● **Aim of the task**: Write out every line of the material exactly as it appears.

● **Data shown**:
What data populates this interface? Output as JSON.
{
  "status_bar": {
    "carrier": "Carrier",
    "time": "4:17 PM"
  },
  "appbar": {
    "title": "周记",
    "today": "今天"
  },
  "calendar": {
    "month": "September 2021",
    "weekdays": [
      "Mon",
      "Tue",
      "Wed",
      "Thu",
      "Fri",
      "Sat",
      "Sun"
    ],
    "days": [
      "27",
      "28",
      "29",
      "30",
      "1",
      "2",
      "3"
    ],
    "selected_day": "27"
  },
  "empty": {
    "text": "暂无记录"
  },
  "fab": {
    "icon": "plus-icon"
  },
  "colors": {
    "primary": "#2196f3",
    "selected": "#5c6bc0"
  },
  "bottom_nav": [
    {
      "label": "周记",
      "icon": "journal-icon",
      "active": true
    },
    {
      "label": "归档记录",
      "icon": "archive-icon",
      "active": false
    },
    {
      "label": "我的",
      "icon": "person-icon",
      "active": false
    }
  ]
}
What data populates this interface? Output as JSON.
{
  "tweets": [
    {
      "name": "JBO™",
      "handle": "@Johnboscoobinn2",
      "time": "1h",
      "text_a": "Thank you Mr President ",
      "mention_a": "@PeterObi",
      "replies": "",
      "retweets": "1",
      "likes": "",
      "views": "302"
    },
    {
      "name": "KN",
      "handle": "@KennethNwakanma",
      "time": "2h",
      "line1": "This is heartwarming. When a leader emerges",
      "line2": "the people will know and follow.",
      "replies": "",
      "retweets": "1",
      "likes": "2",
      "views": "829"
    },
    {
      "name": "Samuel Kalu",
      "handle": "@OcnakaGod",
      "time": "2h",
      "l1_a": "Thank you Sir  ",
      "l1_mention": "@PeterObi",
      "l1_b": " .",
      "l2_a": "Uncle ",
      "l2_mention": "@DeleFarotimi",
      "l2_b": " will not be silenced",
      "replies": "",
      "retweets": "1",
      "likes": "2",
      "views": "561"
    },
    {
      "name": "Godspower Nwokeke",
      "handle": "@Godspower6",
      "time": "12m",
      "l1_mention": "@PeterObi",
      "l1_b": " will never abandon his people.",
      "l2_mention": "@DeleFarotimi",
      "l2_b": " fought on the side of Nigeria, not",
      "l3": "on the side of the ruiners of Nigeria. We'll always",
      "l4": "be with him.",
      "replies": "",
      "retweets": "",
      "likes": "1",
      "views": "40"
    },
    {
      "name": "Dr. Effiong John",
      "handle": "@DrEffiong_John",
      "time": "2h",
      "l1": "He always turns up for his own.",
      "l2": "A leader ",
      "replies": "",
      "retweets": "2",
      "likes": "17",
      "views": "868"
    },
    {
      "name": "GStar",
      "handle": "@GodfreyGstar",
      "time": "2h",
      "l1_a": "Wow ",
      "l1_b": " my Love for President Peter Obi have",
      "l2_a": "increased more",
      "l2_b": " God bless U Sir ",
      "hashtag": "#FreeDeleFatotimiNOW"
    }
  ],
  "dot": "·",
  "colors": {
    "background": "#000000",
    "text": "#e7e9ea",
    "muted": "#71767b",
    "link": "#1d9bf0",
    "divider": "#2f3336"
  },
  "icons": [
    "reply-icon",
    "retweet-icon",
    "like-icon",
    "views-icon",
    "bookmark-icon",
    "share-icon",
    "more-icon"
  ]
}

● **Written response**:
What data populates this interface? Output as JSON.
{
  "status_bar": {
    "carrier": "Carrier",
    "time": "4:17 PM"
  },
  "appbar": {
    "title": "周记",
    "today": "今天"
  },
  "calendar": {
    "month": "September 2021",
    "weekdays": [
      "Mon",
      "Tue",
      "Wed",
      "Thu",
      "Fri",
      "Sat",
      "Sun"
    ],
    "days": [
      "27",
      "28",
      "29",
      "30",
      "1",
      "2",
      "3"
    ],
    "selected_day": "27"
  },
  "empty": {
    "text": "暂无记录"
  },
  "fab": {
    "icon": "plus-icon"
  },
  "colors": {
    "primary": "#2196f3",
    "selected": "#5c6bc0"
  },
  "bottom_nav": [
    {
      "label": "周记",
      "icon": "journal-icon",
      "active": true
    },
    {
      "label": "归档记录",
      "icon": "archive-icon",
      "active": false
    },
    {
      "label": "我的",
      "icon": "person-icon",
      "active": false
    }
  ]
}
What data populates this interface? Output as JSON.
{
  "tweets": [
    {
      "name": "JBO™",
      "handle": "@Johnboscoobinn2",
      "time": "1h",
      "text_a": "Thank you Mr President ",
      "mention_a": "@PeterObi",
      "replies": "",
      "retweets": "1",
      "likes": "",
      "views": "302"
    },
    {
      "name": "KN",
      "handle": "@KennethNwakanma",
      "time": "2h",
      "line1": "This is heartwarming. When a leader emerges",
      "line2": "the people will know and follow.",
      "replies": "",
      "retweets": "1",
      "likes": "2",
      "views": "829"
    },
    {
      "name": "Samuel Kalu",
      "handle": "@OcnakaGod",
      "time": "2h",
      "l1_a": "Thank you Sir  ",
      "l1_mention": "@PeterObi",
      "l1_b": " .",
      "l2_a": "Uncle ",
      "l2_mention": "@DeleFarotimi",
      "l2_b": " will not be silenced",
      "replies": "",
      "retweets": "1",
      "likes": "2",
      "views": "561"
    },
    {
      "name": "Godspower Nwokeke",
      "handle": "@Godspower6",
      "time": "12m",
      "l1_mention": "@PeterObi",
      "l1_b": " will never abandon his people.",
      "l2_mention": "@DeleFarotimi",
      "l2_b": " fought on the side of Nigeria, not",
      "l3": "on the side of the ruiners of Nigeria. We'll always",
      "l4": "be with him.",
      "replies": "",
      "retweets": "",
      "likes": "1",
      "views": "40"
    },
    {
      "name": "Dr. Effiong John",
      "handle": "@DrEffiong_John",
      "time": "2h",
      "l1": "He always turns up for his own.",
      "l2": "A leader ",
      "replies": "",
      "retweets": "2",
      "likes": "17",
      "views": "868"
    },
    {
      "name": "GStar",
      "handle": "@GodfreyGstar",
      "time": "2h",
      "l1_a": "Wow ",
      "l1_b": " my Love for President Peter Obi have",
      "l2_a": "increased more",
      "l2_b": " God bless U Sir ",
      "hashtag": "#FreeDeleFatotimiNOW"
    }
  ],
  "dot": "·",
  "colors": {
    "background": "#000000",
    "text": "#e7e9ea",
    "muted": "#71767b",
    "link": "#1d9bf0",
    "divider": "#2f3336"
  },
  "icons": [
    "reply-icon",
    "retweet-icon",
    "like-icon",
    "views-icon",
    "bookmark-icon",
    "share-icon",
    "more-icon"
  ]
}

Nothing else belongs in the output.